* [The problem] From the listing below, pull each line that includes "this".

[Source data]
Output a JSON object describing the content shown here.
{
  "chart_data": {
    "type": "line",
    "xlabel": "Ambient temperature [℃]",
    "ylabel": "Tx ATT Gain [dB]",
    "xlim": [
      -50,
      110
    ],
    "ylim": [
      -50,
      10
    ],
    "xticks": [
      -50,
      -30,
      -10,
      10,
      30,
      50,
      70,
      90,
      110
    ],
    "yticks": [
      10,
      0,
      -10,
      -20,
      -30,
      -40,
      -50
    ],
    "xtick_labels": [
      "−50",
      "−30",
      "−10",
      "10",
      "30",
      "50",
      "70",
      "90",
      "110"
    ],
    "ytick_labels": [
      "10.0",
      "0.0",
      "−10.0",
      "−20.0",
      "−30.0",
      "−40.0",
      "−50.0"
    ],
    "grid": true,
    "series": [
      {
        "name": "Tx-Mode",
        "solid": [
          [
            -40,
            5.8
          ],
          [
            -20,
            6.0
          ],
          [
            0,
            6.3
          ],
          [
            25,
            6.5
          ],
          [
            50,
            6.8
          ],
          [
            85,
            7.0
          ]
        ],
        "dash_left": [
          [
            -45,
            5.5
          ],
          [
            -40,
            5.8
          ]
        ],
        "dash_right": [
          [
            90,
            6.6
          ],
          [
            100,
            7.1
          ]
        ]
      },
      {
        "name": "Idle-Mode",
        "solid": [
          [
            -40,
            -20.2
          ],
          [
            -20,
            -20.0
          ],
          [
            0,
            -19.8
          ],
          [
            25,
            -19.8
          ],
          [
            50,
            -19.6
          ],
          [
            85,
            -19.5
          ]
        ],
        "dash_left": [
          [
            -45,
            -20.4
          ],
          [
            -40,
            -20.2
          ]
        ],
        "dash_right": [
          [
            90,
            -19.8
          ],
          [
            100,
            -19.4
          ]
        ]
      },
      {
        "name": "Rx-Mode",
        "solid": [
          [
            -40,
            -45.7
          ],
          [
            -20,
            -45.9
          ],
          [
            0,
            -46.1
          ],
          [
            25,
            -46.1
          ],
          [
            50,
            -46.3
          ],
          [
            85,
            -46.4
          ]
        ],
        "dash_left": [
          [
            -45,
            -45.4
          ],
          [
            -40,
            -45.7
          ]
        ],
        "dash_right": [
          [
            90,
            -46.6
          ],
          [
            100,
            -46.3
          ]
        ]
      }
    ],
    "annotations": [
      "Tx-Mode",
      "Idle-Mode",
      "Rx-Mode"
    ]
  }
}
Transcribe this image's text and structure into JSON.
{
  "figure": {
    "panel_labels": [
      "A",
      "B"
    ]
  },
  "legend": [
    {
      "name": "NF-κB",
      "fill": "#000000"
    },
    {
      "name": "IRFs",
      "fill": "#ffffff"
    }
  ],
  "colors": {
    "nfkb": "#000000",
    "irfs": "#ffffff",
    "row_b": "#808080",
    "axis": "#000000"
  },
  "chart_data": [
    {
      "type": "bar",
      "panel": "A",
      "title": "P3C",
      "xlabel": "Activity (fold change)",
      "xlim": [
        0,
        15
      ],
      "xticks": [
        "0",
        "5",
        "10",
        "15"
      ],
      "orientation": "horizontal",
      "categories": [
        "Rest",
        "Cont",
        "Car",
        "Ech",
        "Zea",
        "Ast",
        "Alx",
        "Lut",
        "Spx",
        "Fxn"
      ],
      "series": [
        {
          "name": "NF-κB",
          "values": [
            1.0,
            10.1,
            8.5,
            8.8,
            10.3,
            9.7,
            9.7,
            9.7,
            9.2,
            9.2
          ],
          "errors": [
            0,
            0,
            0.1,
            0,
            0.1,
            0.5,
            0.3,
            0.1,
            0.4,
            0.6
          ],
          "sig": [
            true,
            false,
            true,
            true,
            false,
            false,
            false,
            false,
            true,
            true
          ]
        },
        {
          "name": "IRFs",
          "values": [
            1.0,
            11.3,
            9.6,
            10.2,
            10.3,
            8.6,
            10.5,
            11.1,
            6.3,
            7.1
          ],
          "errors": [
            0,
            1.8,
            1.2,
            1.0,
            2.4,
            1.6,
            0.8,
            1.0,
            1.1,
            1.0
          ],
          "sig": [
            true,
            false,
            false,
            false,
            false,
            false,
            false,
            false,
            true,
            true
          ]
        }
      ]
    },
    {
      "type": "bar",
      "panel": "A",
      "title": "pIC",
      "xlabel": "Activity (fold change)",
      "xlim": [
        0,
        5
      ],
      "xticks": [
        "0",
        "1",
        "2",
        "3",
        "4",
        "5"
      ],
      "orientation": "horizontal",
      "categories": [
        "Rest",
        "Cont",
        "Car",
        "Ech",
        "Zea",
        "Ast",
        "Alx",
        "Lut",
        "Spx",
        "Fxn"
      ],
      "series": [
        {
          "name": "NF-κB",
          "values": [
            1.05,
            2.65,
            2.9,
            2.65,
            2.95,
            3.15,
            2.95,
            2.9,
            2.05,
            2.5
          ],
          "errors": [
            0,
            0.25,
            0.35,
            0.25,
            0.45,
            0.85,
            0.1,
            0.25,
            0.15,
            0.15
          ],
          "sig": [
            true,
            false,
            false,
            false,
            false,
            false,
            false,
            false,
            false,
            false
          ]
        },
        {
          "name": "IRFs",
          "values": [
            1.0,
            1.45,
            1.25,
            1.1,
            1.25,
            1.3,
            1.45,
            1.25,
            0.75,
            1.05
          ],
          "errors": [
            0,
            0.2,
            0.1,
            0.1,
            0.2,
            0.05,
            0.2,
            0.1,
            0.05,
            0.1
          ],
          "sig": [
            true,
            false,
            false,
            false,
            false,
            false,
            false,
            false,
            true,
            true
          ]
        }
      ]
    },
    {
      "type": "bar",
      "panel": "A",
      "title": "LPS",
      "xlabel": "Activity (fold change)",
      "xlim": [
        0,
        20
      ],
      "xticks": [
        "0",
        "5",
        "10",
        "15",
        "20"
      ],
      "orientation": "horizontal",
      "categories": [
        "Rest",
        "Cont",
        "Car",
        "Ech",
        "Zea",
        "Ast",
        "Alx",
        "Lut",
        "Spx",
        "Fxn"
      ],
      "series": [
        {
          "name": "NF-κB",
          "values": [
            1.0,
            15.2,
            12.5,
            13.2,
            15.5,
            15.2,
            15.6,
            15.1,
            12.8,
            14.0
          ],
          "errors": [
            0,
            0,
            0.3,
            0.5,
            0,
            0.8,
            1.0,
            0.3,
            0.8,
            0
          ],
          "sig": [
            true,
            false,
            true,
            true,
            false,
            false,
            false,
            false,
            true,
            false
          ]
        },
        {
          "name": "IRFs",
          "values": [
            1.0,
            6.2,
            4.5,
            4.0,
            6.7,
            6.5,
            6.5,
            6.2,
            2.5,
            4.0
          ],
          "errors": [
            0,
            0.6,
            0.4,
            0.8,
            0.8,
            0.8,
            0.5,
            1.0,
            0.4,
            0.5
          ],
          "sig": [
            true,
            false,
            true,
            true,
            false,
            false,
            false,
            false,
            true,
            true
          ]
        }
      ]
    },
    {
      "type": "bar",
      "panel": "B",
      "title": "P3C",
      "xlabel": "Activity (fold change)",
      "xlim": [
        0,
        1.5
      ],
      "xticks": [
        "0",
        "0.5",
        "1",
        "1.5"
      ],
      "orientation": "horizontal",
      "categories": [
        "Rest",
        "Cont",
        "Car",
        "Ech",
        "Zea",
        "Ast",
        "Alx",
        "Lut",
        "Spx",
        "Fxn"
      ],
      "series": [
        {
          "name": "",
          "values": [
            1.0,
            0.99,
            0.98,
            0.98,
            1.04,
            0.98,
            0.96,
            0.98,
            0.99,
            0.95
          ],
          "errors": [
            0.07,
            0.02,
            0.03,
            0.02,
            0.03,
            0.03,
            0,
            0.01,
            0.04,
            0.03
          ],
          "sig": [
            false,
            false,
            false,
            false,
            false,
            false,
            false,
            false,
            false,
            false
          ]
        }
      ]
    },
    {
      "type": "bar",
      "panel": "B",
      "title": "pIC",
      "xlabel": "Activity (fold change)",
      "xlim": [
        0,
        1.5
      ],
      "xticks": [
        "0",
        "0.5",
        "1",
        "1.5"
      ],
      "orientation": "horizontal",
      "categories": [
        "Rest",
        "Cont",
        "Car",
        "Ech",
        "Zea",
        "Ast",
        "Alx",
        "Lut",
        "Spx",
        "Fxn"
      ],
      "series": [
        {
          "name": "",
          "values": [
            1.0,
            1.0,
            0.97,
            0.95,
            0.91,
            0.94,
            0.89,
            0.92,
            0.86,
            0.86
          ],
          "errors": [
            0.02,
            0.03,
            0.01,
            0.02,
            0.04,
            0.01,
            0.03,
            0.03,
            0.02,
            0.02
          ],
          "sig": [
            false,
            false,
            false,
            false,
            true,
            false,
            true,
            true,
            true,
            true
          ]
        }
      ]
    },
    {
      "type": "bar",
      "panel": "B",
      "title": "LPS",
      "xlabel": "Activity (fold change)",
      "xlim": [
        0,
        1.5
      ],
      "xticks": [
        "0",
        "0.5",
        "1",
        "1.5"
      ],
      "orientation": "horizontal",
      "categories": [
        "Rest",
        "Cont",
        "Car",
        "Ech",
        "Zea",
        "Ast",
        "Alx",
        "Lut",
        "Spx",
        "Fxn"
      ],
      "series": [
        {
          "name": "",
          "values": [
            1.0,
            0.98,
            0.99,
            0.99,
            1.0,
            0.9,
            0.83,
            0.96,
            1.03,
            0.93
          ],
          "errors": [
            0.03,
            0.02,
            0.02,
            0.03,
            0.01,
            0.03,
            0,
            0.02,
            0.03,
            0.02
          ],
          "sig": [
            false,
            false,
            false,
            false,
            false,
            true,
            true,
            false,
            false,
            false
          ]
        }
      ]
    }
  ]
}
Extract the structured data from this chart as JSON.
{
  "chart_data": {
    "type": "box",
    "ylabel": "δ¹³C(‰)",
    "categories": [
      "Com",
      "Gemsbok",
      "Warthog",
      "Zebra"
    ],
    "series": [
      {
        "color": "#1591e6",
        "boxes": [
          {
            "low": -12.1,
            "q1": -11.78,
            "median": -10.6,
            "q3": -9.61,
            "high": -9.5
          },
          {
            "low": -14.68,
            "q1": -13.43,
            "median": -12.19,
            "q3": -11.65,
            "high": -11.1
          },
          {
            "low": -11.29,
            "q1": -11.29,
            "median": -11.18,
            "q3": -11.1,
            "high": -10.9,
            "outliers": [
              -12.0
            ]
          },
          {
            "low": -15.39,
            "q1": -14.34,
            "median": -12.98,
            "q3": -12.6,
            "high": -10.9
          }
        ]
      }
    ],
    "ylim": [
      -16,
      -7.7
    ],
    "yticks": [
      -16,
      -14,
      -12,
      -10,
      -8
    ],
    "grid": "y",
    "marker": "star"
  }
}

* [Task output]
Transcribe this image's text and structure into JSON.
Extract the structured data from this chart as JSON.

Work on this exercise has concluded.